Material provided start
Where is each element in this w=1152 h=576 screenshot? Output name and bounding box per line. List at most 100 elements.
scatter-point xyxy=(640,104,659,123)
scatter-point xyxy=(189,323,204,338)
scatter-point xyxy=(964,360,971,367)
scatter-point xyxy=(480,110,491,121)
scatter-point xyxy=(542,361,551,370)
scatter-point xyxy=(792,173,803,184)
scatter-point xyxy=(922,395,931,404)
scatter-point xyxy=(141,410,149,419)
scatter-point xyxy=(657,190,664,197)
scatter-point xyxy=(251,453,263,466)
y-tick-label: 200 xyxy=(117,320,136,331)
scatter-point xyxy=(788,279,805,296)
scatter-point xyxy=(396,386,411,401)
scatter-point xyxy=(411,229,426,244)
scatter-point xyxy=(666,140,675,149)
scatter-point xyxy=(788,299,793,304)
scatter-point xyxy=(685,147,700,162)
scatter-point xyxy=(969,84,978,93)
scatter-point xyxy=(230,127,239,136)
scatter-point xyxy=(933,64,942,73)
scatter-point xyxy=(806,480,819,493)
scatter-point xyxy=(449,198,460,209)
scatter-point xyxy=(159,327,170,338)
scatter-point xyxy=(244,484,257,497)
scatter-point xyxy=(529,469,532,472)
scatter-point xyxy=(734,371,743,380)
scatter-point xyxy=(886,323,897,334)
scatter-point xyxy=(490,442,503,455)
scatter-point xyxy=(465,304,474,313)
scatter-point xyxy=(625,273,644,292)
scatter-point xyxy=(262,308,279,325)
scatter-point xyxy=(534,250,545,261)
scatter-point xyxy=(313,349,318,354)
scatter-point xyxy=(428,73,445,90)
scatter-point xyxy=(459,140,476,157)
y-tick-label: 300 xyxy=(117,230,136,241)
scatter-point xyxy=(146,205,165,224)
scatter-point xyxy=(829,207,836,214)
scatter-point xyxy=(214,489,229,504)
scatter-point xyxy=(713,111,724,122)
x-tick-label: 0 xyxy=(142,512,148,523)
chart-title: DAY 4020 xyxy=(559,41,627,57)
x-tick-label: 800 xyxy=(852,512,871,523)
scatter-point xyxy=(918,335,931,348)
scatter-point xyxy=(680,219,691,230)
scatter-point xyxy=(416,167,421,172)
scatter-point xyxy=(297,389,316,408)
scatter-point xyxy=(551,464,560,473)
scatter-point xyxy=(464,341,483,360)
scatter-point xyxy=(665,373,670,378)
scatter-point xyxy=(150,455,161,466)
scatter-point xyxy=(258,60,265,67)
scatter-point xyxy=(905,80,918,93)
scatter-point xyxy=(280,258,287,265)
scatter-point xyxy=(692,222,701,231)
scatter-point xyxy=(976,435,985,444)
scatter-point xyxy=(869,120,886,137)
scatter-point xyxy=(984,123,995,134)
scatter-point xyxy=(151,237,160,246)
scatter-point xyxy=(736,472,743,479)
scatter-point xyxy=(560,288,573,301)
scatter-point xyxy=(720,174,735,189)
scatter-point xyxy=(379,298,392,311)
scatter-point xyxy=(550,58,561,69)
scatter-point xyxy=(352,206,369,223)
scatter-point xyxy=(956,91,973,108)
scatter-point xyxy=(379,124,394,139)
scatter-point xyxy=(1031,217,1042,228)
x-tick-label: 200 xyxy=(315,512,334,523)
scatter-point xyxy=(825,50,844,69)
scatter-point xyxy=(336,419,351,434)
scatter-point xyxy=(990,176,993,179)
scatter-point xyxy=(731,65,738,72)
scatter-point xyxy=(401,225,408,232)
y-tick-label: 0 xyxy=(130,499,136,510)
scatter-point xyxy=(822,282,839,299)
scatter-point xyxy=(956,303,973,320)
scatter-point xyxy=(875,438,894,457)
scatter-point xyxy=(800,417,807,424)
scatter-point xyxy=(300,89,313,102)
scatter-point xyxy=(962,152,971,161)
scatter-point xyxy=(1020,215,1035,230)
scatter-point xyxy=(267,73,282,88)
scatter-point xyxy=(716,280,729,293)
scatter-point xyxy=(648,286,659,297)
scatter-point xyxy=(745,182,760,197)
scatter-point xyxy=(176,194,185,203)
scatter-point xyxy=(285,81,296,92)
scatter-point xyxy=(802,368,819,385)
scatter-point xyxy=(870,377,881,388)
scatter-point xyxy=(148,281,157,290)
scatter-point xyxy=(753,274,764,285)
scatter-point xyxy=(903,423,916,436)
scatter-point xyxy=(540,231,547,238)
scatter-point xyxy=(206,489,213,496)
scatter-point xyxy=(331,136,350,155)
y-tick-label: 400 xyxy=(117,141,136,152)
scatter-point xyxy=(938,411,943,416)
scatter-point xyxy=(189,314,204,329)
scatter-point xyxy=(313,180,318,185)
Material provided end
### What to do
Set down the records above word for word, from their first line through the line that contains "scatter-point xyxy=(396,386,411,401)", with both ends included.

### The reply
Where is each element in this w=1152 h=576 screenshot? Output name and bounding box per line. List at most 100 elements.
scatter-point xyxy=(640,104,659,123)
scatter-point xyxy=(189,323,204,338)
scatter-point xyxy=(964,360,971,367)
scatter-point xyxy=(480,110,491,121)
scatter-point xyxy=(542,361,551,370)
scatter-point xyxy=(792,173,803,184)
scatter-point xyxy=(922,395,931,404)
scatter-point xyxy=(141,410,149,419)
scatter-point xyxy=(657,190,664,197)
scatter-point xyxy=(251,453,263,466)
y-tick-label: 200 xyxy=(117,320,136,331)
scatter-point xyxy=(788,279,805,296)
scatter-point xyxy=(396,386,411,401)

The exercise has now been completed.